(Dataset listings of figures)
:::::

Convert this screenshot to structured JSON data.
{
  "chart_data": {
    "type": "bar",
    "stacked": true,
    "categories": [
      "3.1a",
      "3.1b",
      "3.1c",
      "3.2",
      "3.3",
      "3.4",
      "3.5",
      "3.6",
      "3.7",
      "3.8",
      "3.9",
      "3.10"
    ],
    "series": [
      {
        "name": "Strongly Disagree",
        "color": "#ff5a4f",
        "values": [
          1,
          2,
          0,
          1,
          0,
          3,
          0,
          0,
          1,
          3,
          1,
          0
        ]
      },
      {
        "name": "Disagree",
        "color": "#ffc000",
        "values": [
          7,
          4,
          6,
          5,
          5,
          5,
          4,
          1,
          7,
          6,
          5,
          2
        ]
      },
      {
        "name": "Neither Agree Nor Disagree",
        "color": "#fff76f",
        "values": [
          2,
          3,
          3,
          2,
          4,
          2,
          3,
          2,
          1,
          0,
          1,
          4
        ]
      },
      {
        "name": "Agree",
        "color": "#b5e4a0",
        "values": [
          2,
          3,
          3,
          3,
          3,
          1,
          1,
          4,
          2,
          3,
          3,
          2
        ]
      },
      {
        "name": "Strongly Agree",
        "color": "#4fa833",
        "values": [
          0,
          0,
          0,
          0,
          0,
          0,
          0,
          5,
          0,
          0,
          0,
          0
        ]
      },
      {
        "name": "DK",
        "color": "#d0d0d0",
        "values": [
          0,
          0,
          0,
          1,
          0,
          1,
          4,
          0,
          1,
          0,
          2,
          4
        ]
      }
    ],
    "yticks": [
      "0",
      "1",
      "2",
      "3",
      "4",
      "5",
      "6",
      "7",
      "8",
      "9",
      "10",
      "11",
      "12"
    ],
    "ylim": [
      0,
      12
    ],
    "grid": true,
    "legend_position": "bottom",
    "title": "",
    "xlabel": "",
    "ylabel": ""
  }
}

:::::

How many lines in the listing contain "Disagree"? Answer with the number alone.

3